§ Seitenauszug
%%

Neujahrsempfang der UVB im Haus der Wirtschaft Frankfurt (Oder)
Wie in den vergangenen Jahren trafen sich auch dieses Mal die Wirtschaftsvertreter von Unternehmen, Verbänden, Institutionen, Netzwerken und Projekten aus der deutsch-polnischen Wirtschaftsregion (EUROREGION) zum Neujahrsempfang der Unternehmensverbände Berlin-Brandenburg (UVB) im Haus der Wirtschaft Frankfurt (Oder). Hier blickte man gemeinsam auf das vergangene Jahr zurück, aber vor allem nach vorn, auf das kommende Jahr. Eine der großen Herausforderungen wird es sein, Fachkräfte für die Region zu gewinnen und zu halten. Dazu unterbreitete das bbw den Vorschlag zum Aufbau eines Betrieblichen Trainingszentrums.

%%

Auszug aus dem Datensatz
%%

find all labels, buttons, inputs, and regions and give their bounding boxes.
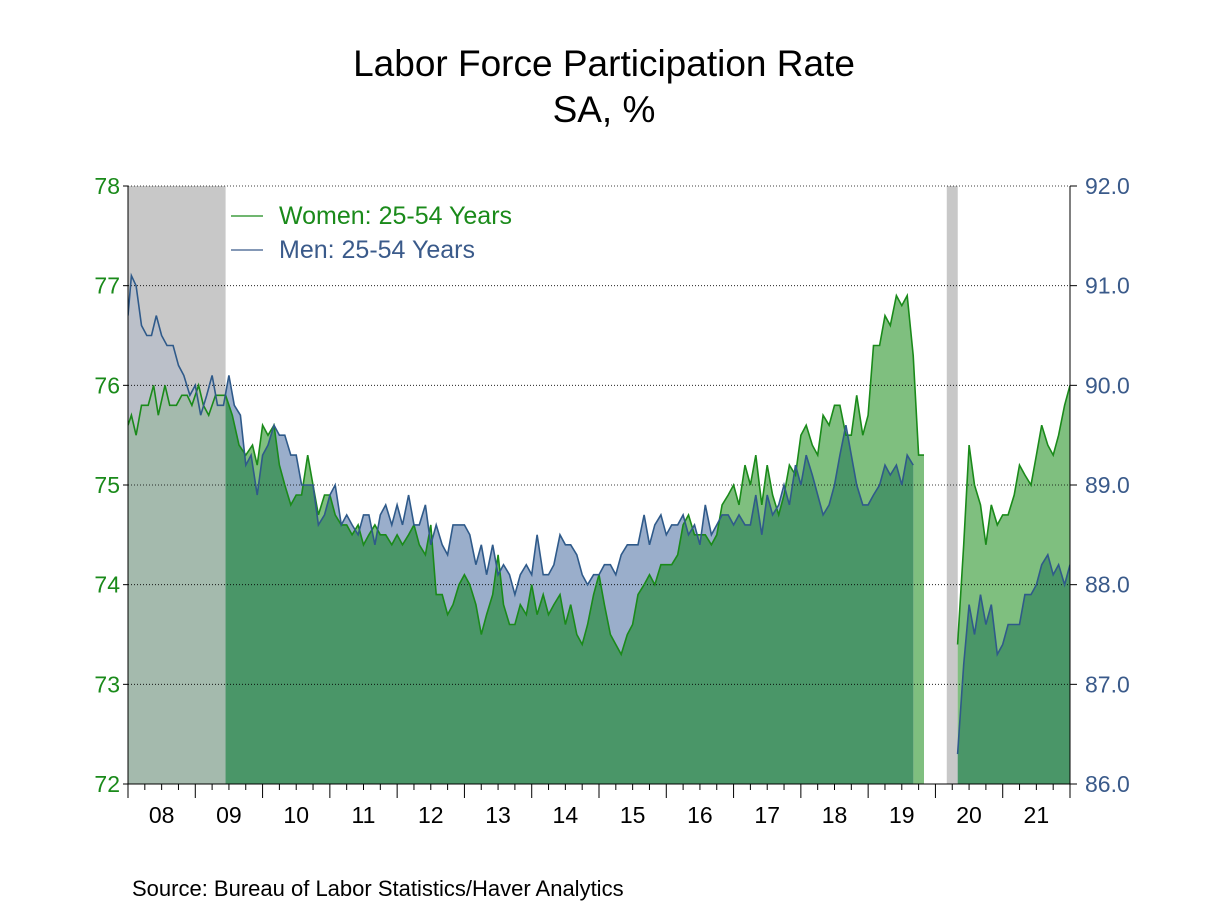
left-tick-label-74: 74 (94, 572, 120, 598)
left-tick-label-75: 75 (94, 472, 120, 498)
right-tick-label-87.0: 87.0 (1085, 671, 1130, 697)
legend-label-women: Women: 25-54 Years (279, 202, 512, 230)
x-tick-label-09: 09 (216, 802, 242, 828)
left-tick-label-78: 78 (94, 173, 120, 199)
x-tick-label-17: 17 (754, 802, 780, 828)
left-tick-label-73: 73 (94, 671, 120, 697)
left-tick-label-72: 72 (94, 771, 120, 797)
chart-title: Labor Force Participation Rate (353, 43, 855, 84)
right-tick-label-89.0: 89.0 (1085, 472, 1130, 498)
x-tick-label-08: 08 (149, 802, 175, 828)
x-tick-label-12: 12 (418, 802, 444, 828)
men-line-1 (128, 272, 914, 598)
recession-overlay-2 (946, 186, 958, 784)
source-note: Source: Bureau of Labor Statistics/Haver… (132, 876, 624, 901)
x-tick-label-14: 14 (553, 802, 579, 828)
women-line-1 (128, 292, 924, 657)
x-tick-label-10: 10 (283, 802, 309, 828)
right-tick-label-88.0: 88.0 (1085, 572, 1130, 598)
left-tick-label-77: 77 (94, 273, 120, 299)
men-line-2 (956, 552, 1070, 755)
x-tick-label-18: 18 (822, 802, 848, 828)
x-tick-label-11: 11 (352, 802, 376, 828)
women-line-2 (956, 385, 1070, 645)
series-lines (128, 272, 1070, 755)
right-tick-label-86.0: 86.0 (1085, 771, 1130, 797)
chart-subtitle: SA, % (552, 89, 656, 130)
legend-label-men: Men: 25-54 Years (279, 236, 475, 264)
legend: Women: 25-54 Years Men: 25-54 Years (231, 202, 512, 264)
x-tick-label-15: 15 (620, 802, 646, 828)
x-tick-label-21: 21 (1024, 802, 1050, 828)
right-tick-label-92.0: 92.0 (1085, 173, 1130, 199)
x-tick-label-16: 16 (687, 802, 713, 828)
right-tick-label-90.0: 90.0 (1085, 372, 1130, 398)
overlap-area-2-2 (957, 554, 1070, 784)
x-tick-label-13: 13 (485, 802, 511, 828)
x-tick-label-20: 20 (956, 802, 982, 828)
x-tick-label-19: 19 (889, 802, 915, 828)
left-tick-label-76: 76 (94, 372, 120, 398)
overlap-area-1-1 (128, 295, 914, 784)
axes: 72 73 74 75 76 77 78 86.0 87.0 88.0 89.0 90.0 91.0 92… (94, 173, 1129, 828)
right-tick-label-91.0: 91.0 (1085, 273, 1130, 299)
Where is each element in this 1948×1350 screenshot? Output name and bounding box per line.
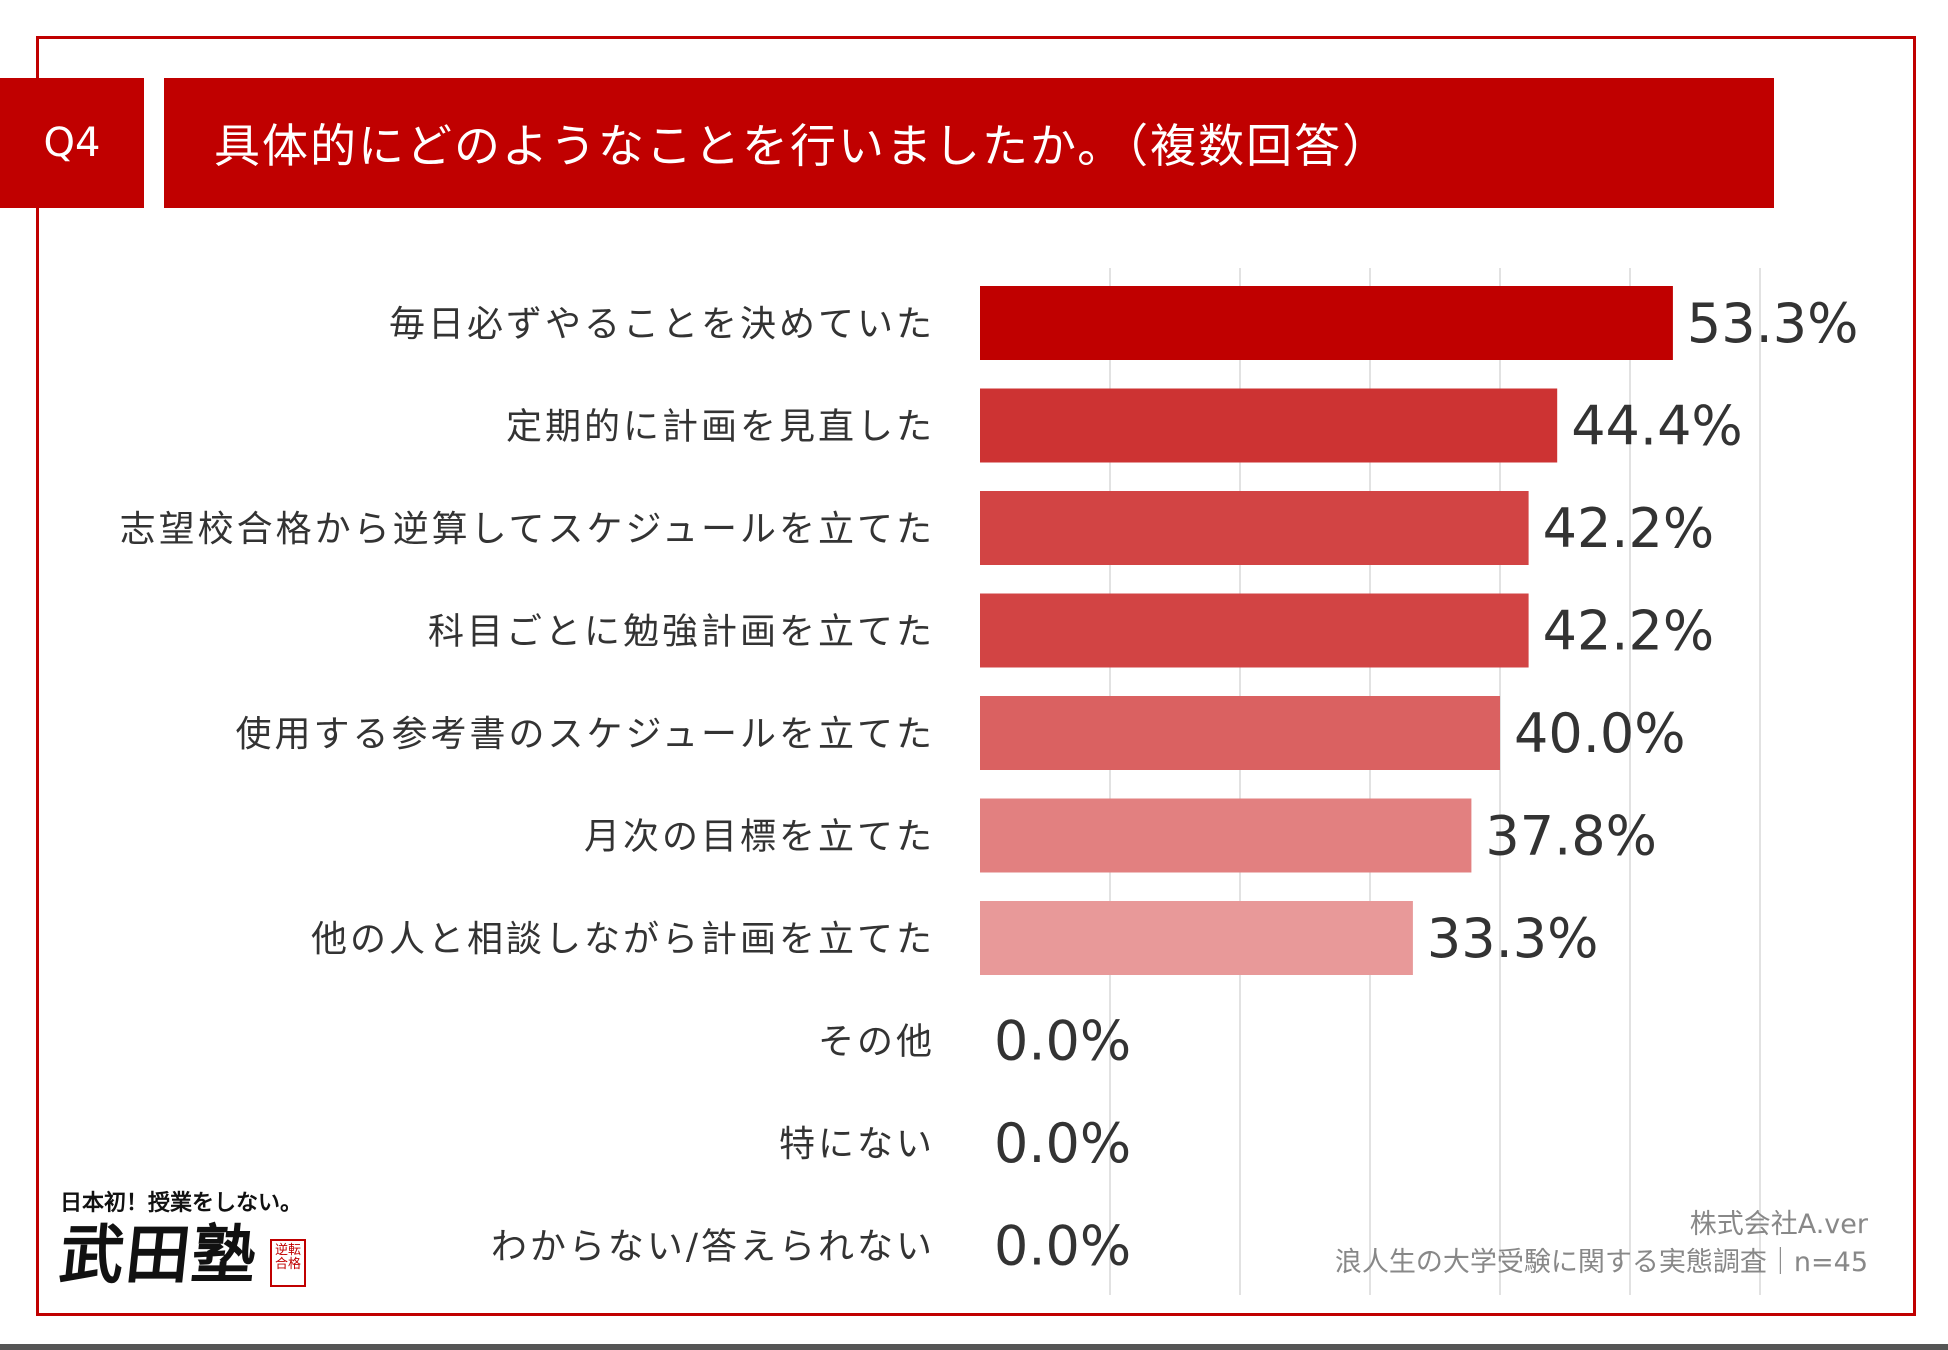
company-name: 株式会社A.ver (1689, 1209, 1868, 1240)
question-number-badge: Q4 (0, 78, 144, 208)
bar (980, 798, 1472, 873)
bar (980, 901, 1413, 975)
bar (980, 286, 1673, 360)
category-label: 定期的に計画を見直した (506, 407, 935, 448)
question-title: 具体的にどのようなことを行いましたか。（複数回答） (214, 119, 1391, 173)
value-label: 42.2% (1543, 600, 1715, 663)
category-label: わからない/答えられない (491, 1227, 935, 1268)
value-label: 0.0% (994, 1010, 1131, 1073)
bar (980, 491, 1529, 565)
bar (980, 388, 1558, 463)
chart-frame (36, 36, 1916, 1316)
category-label: 毎日必ずやることを決めていた (389, 304, 935, 345)
value-label: 44.4% (1571, 395, 1743, 458)
question-title-bar: 具体的にどのようなことを行いましたか。（複数回答） (164, 78, 1774, 208)
value-label: 0.0% (994, 1112, 1131, 1175)
logo-stamp: 逆転合格 (270, 1239, 306, 1287)
category-label: 月次の目標を立てた (584, 817, 935, 858)
bar (980, 593, 1529, 668)
credit-block: 株式会社A.ver 浪人生の大学受験に関する実態調査｜n=45 (1335, 1206, 1868, 1282)
category-label: 特にない (779, 1124, 935, 1165)
value-label: 0.0% (994, 1215, 1131, 1278)
value-label: 40.0% (1514, 702, 1686, 765)
value-label: 37.8% (1485, 805, 1657, 868)
category-label: 使用する参考書のスケジュールを立てた (236, 714, 935, 755)
category-label: 科目ごとに勉強計画を立てた (428, 612, 935, 653)
value-label: 53.3% (1687, 292, 1859, 355)
label-layer: 毎日必ずやることを決めていた 53.3% 定期的に計画を見直した 44.4% 志望校合格… (120, 292, 1859, 1278)
logo: 日本初！授業をしない。 武田塾 逆転合格 (56, 1185, 310, 1305)
bar-layer (980, 286, 1673, 975)
category-label: その他 (818, 1022, 935, 1063)
bar (980, 696, 1500, 770)
category-label: 志望校合格から逆算してスケジュールを立てた (120, 509, 935, 550)
survey-info: 浪人生の大学受験に関する実態調査｜n=45 (1334, 1247, 1868, 1278)
value-label: 42.2% (1543, 497, 1715, 560)
category-label: 他の人と相談しながら計画を立てた (311, 919, 935, 960)
logo-tagline: 日本初！授業をしない。 (60, 1190, 303, 1216)
bottom-divider (0, 1344, 1948, 1350)
value-label: 33.3% (1427, 907, 1599, 970)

%%

§ Aufgabenstellung
[a] Welche große Herausforderung für die Region nennt der Text zum Neujahrsempfang?
[b] Gib bitte aus dem Text zum Neujahrsempfang die Passage wörtlich wieder, beginnend bei „Wie in den vergangenen“ und endend bei „eines Betrieblichen Trainingszentrums.“.

§ Bearbeitete Lösung
[a] Fachkräfte für die Region zu gewinnen und zu halten.

[b]
Wie in den vergangenen Jahren trafen sich auch dieses Mal die Wirtschaftsvertreter von Unternehmen, Verbänden, Institutionen, Netzwerken und Projekten aus der deutsch-polnischen Wirtschaftsregion (EUROREGION) zum Neujahrsempfang der Unternehmensverbände Berlin-Brandenburg (UVB) im Haus der Wirtschaft Frankfurt (Oder). Hier blickte man gemeinsam auf das vergangene Jahr zurück, aber vor allem nach vorn, auf das kommende Jahr. Eine der großen Herausforderungen wird es sein, Fachkräfte für die Region zu gewinnen und zu halten. Dazu unterbreitete das bbw den Vorschlag zum Aufbau eines Betrieblichen Trainingszentrums.